Task instructions = Find each line below that contains the string "marker" and copy those lines.

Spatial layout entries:
━━━

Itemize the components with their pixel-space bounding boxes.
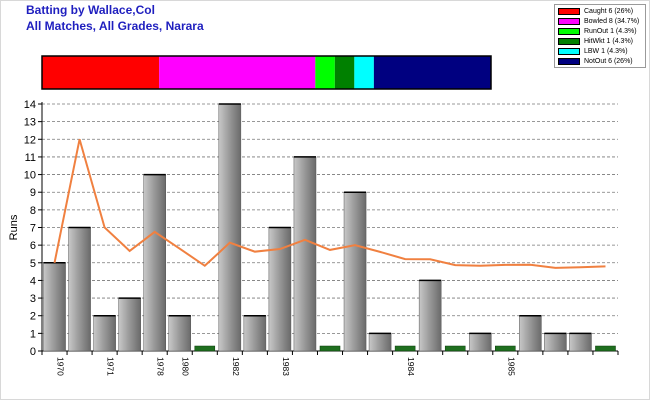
y-tick-label: 3 <box>30 293 36 305</box>
average-line <box>53 139 606 269</box>
bar <box>544 333 567 352</box>
x-tick-label: 1982 <box>231 357 241 376</box>
y-tick-label: 1 <box>30 328 36 340</box>
legend-swatch <box>558 8 580 15</box>
legend-label: HitWkt 1 (4.3%) <box>584 38 634 45</box>
legend-label: Caught 6 (26%) <box>584 8 634 15</box>
strip-segment-hitwkt <box>334 56 355 89</box>
y-tick-label: 10 <box>24 170 36 182</box>
not-out-marker <box>394 345 416 352</box>
bar <box>368 333 392 352</box>
not-out-marker <box>319 345 341 352</box>
bar <box>468 333 492 352</box>
strip-segment-bowled <box>159 56 316 89</box>
legend-swatch <box>558 58 580 65</box>
legend-item: HitWkt 1 (4.3%) <box>558 37 633 46</box>
bar <box>143 174 166 352</box>
x-tick-label: 1971 <box>106 357 116 376</box>
y-tick-label: 8 <box>30 205 36 217</box>
y-tick-label: 9 <box>30 187 36 199</box>
y-tick-label: 0 <box>30 346 36 358</box>
not-out-marker <box>444 345 466 352</box>
bar <box>218 103 242 352</box>
strip-segment-lbw <box>354 56 374 89</box>
x-tick-label: 1978 <box>156 357 166 376</box>
bar <box>569 333 592 352</box>
bar <box>519 315 542 352</box>
legend-swatch <box>558 48 580 55</box>
y-tick-label: 7 <box>30 223 36 235</box>
legend-label: LBW 1 (4.3%) <box>584 48 628 55</box>
legend-item: Caught 6 (26%) <box>558 7 633 16</box>
bar <box>293 156 317 352</box>
x-tick-label: 1985 <box>506 357 516 376</box>
legend-swatch <box>558 38 580 45</box>
legend-item: NotOut 6 (26%) <box>558 57 633 66</box>
bar <box>43 262 66 352</box>
y-tick-label: 12 <box>24 134 36 146</box>
x-tick-label: 1970 <box>56 357 66 376</box>
x-tick-label: 1983 <box>281 357 291 376</box>
chart-title: Batting by Wallace,Col <box>26 3 155 17</box>
y-tick-label: 6 <box>30 240 36 252</box>
y-tick-label: 14 <box>24 99 36 111</box>
y-tick-label: 4 <box>30 275 36 287</box>
legend-label: RunOut 1 (4.3%) <box>584 28 637 35</box>
strip-segment-caught <box>42 56 160 89</box>
bar <box>418 280 442 352</box>
x-tick-label: 1980 <box>181 357 191 376</box>
strip-segment-runout <box>315 56 335 89</box>
chart-subtitle: All Matches, All Grades, Narara <box>26 19 204 33</box>
y-tick-label: 13 <box>24 117 36 129</box>
legend-item: LBW 1 (4.3%) <box>558 47 628 56</box>
legend-swatch <box>558 18 580 25</box>
strip-segment-notout <box>373 56 491 89</box>
not-out-marker <box>595 345 616 352</box>
legend-item: RunOut 1 (4.3%) <box>558 27 637 36</box>
y-tick-label: 5 <box>30 258 36 270</box>
legend: Caught 6 (26%) Bowled 8 (34.7%) RunOut 1 (… <box>554 4 646 68</box>
not-out-marker <box>194 345 216 352</box>
x-tick-label: 1984 <box>406 357 416 376</box>
legend-label: Bowled 8 (34.7%) <box>584 18 640 25</box>
bar <box>68 227 91 352</box>
legend-swatch <box>558 28 580 35</box>
legend-label: NotOut 6 (26%) <box>584 58 633 65</box>
bar <box>118 297 141 352</box>
bar <box>168 315 192 352</box>
legend-item: Bowled 8 (34.7%) <box>558 17 639 26</box>
bar <box>243 315 267 352</box>
bar <box>93 315 116 352</box>
strip-border <box>41 55 492 90</box>
y-axis-label: Runs <box>8 214 20 240</box>
y-tick-label: 11 <box>25 152 36 164</box>
not-out-marker <box>495 345 516 352</box>
y-tick-label: 2 <box>30 311 36 323</box>
bar <box>343 191 367 352</box>
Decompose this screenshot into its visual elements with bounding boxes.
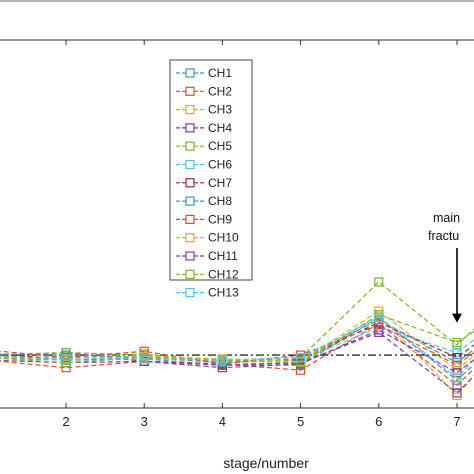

━━━

Correct response =
not-out-marker <box>394 345 416 352</box>
not-out-marker <box>319 345 341 352</box>
not-out-marker <box>444 345 466 352</box>
not-out-marker <box>595 345 616 352</box>
not-out-marker <box>194 345 216 352</box>
not-out-marker <box>495 345 516 352</box>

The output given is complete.